## GIVEN ENTRIES
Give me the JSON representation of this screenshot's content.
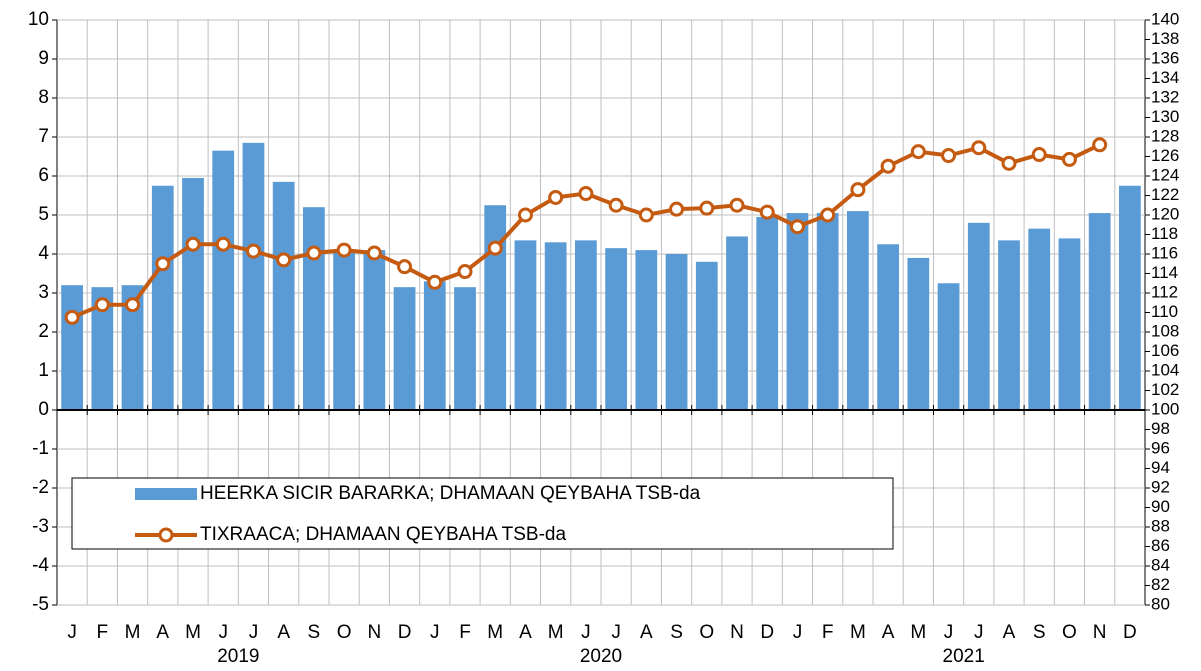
{
  "chart_data": {
    "type": "bar_line",
    "categories": [
      "J",
      "F",
      "M",
      "A",
      "M",
      "J",
      "J",
      "A",
      "S",
      "O",
      "N",
      "D",
      "J",
      "F",
      "M",
      "A",
      "M",
      "J",
      "J",
      "A",
      "S",
      "O",
      "N",
      "D",
      "J",
      "F",
      "M",
      "A",
      "M",
      "J",
      "J",
      "A",
      "S",
      "O",
      "N",
      "D"
    ],
    "year_labels": [
      "2019",
      "2020",
      "2021"
    ],
    "series": [
      {
        "name": "HEERKA SICIR BARARKA; DHAMAAN QEYBAHA TSB-da",
        "type": "bar",
        "color": "#5b9bd5",
        "values": [
          3.2,
          3.15,
          3.2,
          5.75,
          5.95,
          6.65,
          6.85,
          5.85,
          5.2,
          4.1,
          4.1,
          3.15,
          3.3,
          3.15,
          5.25,
          4.35,
          4.3,
          4.35,
          4.15,
          4.1,
          4.0,
          3.8,
          4.45,
          4.95,
          5.05,
          5.05,
          5.1,
          4.25,
          3.9,
          3.25,
          4.8,
          4.35,
          4.65,
          4.4,
          5.05,
          5.75
        ]
      },
      {
        "name": "TIXRAACA; DHAMAAN QEYBAHA TSB-da",
        "type": "line",
        "axis": "y2",
        "color": "#c55a11",
        "values": [
          109.5,
          110.8,
          110.8,
          115,
          117,
          117,
          116.3,
          115.4,
          116.1,
          116.4,
          116.1,
          114.7,
          113.1,
          114.2,
          116.6,
          120,
          121.8,
          122.2,
          121,
          120,
          120.6,
          120.7,
          121,
          120.3,
          118.8,
          120,
          122.6,
          125,
          126.5,
          126.1,
          126.9,
          125.3,
          126.2,
          125.7,
          127.2,
          null
        ]
      }
    ],
    "ylim": [
      -5,
      10
    ],
    "yticks": [
      -5,
      -4,
      -3,
      -2,
      -1,
      0,
      1,
      2,
      3,
      4,
      5,
      6,
      7,
      8,
      9,
      10
    ],
    "y2lim": [
      80,
      140
    ],
    "y2ticks": [
      80,
      82,
      84,
      86,
      88,
      90,
      92,
      94,
      96,
      98,
      100,
      102,
      104,
      106,
      108,
      110,
      112,
      114,
      116,
      118,
      120,
      122,
      124,
      126,
      128,
      130,
      132,
      134,
      136,
      138,
      140
    ],
    "grid": true
  }
}
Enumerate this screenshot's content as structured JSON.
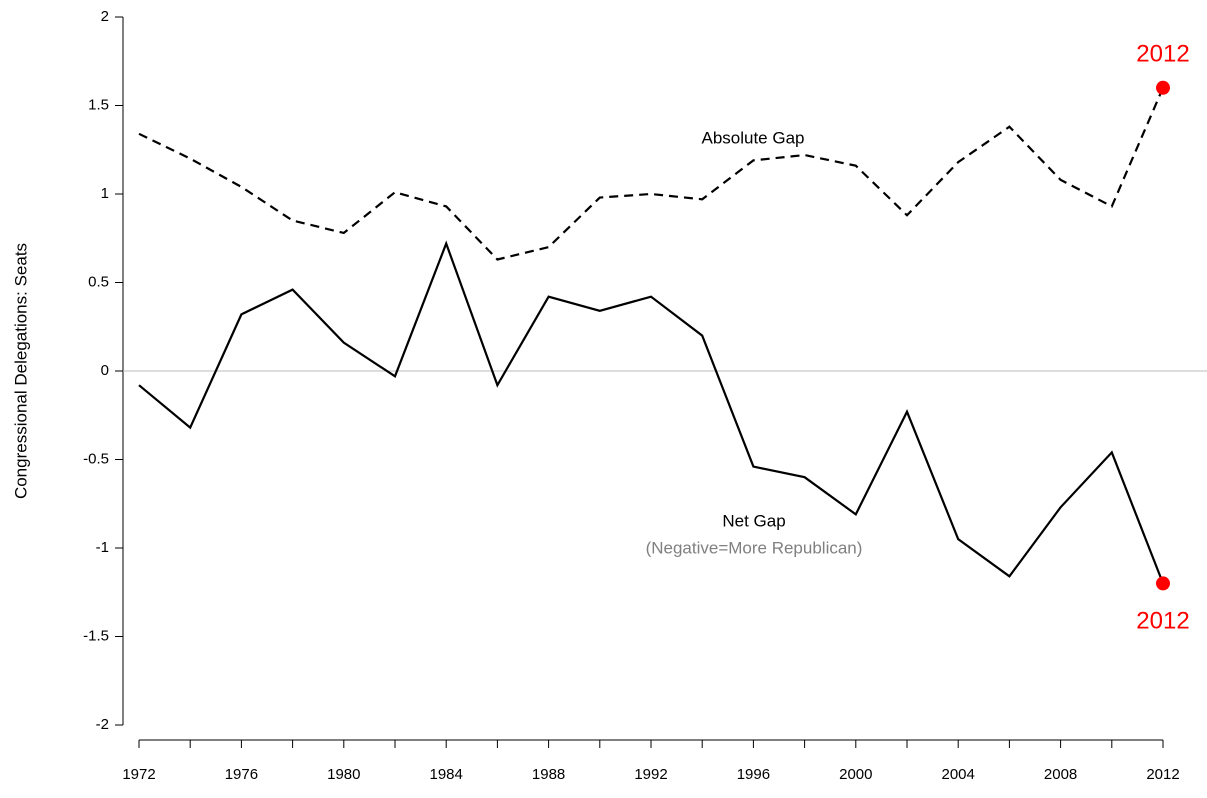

## STATED TASK
Using the listing above, pull out all lines that hold the word "screenshot".

## CORRECT RESPONSE
Give me the JSON representation of this screenshot's content.
Enumerate this screenshot's content as structured JSON.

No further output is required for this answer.